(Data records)

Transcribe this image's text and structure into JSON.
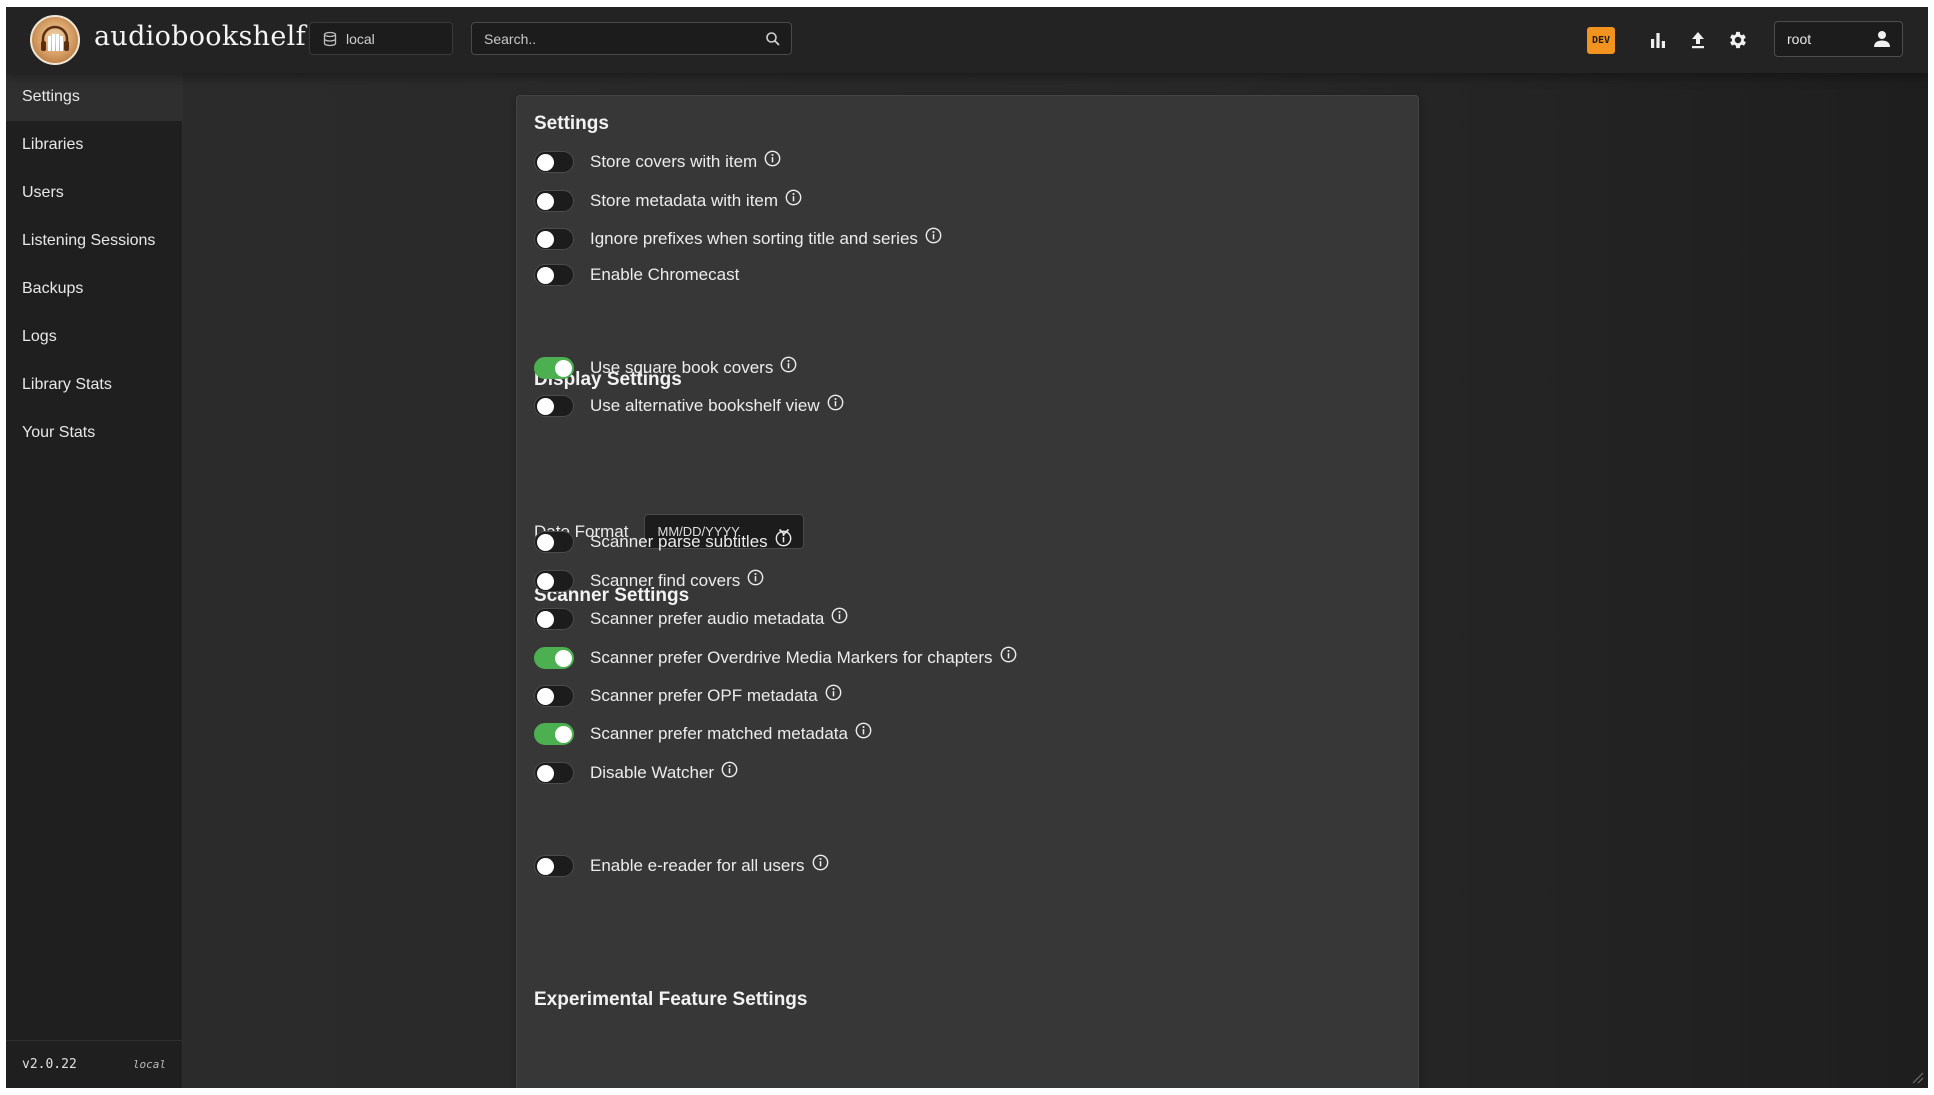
{
  "app": {
    "name": "audiobookshelf"
  },
  "header": {
    "library_name": "local",
    "search_placeholder": "Search..",
    "dev_badge": "DEV",
    "username": "root",
    "icons": [
      "database-icon",
      "search-icon",
      "bar-chart-icon",
      "upload-icon",
      "gear-icon",
      "person-icon"
    ]
  },
  "sidebar": {
    "items": [
      {
        "label": "Settings",
        "active": true
      },
      {
        "label": "Libraries"
      },
      {
        "label": "Users"
      },
      {
        "label": "Listening Sessions"
      },
      {
        "label": "Backups"
      },
      {
        "label": "Logs"
      },
      {
        "label": "Library Stats"
      },
      {
        "label": "Your Stats"
      }
    ],
    "version": "v2.0.22",
    "source": "local"
  },
  "settings": {
    "title": "Settings",
    "items": [
      {
        "label": "Store covers with item",
        "enabled": false,
        "info": true
      },
      {
        "label": "Store metadata with item",
        "enabled": false,
        "info": true
      },
      {
        "label": "Ignore prefixes when sorting title and series",
        "enabled": false,
        "info": true
      },
      {
        "label": "Enable Chromecast",
        "enabled": false,
        "info": false
      }
    ]
  },
  "display": {
    "title": "Display Settings",
    "items": [
      {
        "label": "Use square book covers",
        "enabled": true,
        "info": true
      },
      {
        "label": "Use alternative bookshelf view",
        "enabled": false,
        "info": true
      }
    ],
    "date_format_label": "Date Format",
    "date_format_value": "MM/DD/YYYY"
  },
  "scanner": {
    "title": "Scanner Settings",
    "items": [
      {
        "label": "Scanner parse subtitles",
        "enabled": false,
        "info": true
      },
      {
        "label": "Scanner find covers",
        "enabled": false,
        "info": true
      },
      {
        "label": "Scanner prefer audio metadata",
        "enabled": false,
        "info": true
      },
      {
        "label": "Scanner prefer Overdrive Media Markers for chapters",
        "enabled": true,
        "info": true
      },
      {
        "label": "Scanner prefer OPF metadata",
        "enabled": false,
        "info": true
      },
      {
        "label": "Scanner prefer matched metadata",
        "enabled": true,
        "info": true
      },
      {
        "label": "Disable Watcher",
        "enabled": false,
        "info": true
      }
    ]
  },
  "experimental": {
    "title": "Experimental Feature Settings",
    "items": [
      {
        "label": "Enable e-reader for all users",
        "enabled": false,
        "info": true
      }
    ]
  },
  "colors": {
    "toggle_on": "#4caf50",
    "toggle_off": "#1c1c1c",
    "dev_badge": "#f3931f",
    "background": "#262626",
    "panel": "#373737"
  }
}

# WHAT NEEDS TO BE DONE
Transcribe the records above exactly, leaving out every picture.

# EXERCISE ANSWER
Transcribe this image's text and structure into JSON.
{
  "app": {
    "name": "audiobookshelf"
  },
  "header": {
    "library_name": "local",
    "search_placeholder": "Search..",
    "dev_badge": "DEV",
    "username": "root",
    "icons": [
      "database-icon",
      "search-icon",
      "bar-chart-icon",
      "upload-icon",
      "gear-icon",
      "person-icon"
    ]
  },
  "sidebar": {
    "items": [
      {
        "label": "Settings",
        "active": true
      },
      {
        "label": "Libraries"
      },
      {
        "label": "Users"
      },
      {
        "label": "Listening Sessions"
      },
      {
        "label": "Backups"
      },
      {
        "label": "Logs"
      },
      {
        "label": "Library Stats"
      },
      {
        "label": "Your Stats"
      }
    ],
    "version": "v2.0.22",
    "source": "local"
  },
  "settings": {
    "title": "Settings",
    "items": [
      {
        "label": "Store covers with item",
        "enabled": false,
        "info": true
      },
      {
        "label": "Store metadata with item",
        "enabled": false,
        "info": true
      },
      {
        "label": "Ignore prefixes when sorting title and series",
        "enabled": false,
        "info": true
      },
      {
        "label": "Enable Chromecast",
        "enabled": false,
        "info": false
      }
    ]
  },
  "display": {
    "title": "Display Settings",
    "items": [
      {
        "label": "Use square book covers",
        "enabled": true,
        "info": true
      },
      {
        "label": "Use alternative bookshelf view",
        "enabled": false,
        "info": true
      }
    ],
    "date_format_label": "Date Format",
    "date_format_value": "MM/DD/YYYY"
  },
  "scanner": {
    "title": "Scanner Settings",
    "items": [
      {
        "label": "Scanner parse subtitles",
        "enabled": false,
        "info": true
      },
      {
        "label": "Scanner find covers",
        "enabled": false,
        "info": true
      },
      {
        "label": "Scanner prefer audio metadata",
        "enabled": false,
        "info": true
      },
      {
        "label": "Scanner prefer Overdrive Media Markers for chapters",
        "enabled": true,
        "info": true
      },
      {
        "label": "Scanner prefer OPF metadata",
        "enabled": false,
        "info": true
      },
      {
        "label": "Scanner prefer matched metadata",
        "enabled": true,
        "info": true
      },
      {
        "label": "Disable Watcher",
        "enabled": false,
        "info": true
      }
    ]
  },
  "experimental": {
    "title": "Experimental Feature Settings",
    "items": [
      {
        "label": "Enable e-reader for all users",
        "enabled": false,
        "info": true
      }
    ]
  },
  "colors": {
    "toggle_on": "#4caf50",
    "toggle_off": "#1c1c1c",
    "dev_badge": "#f3931f",
    "background": "#262626",
    "panel": "#373737"
  }
}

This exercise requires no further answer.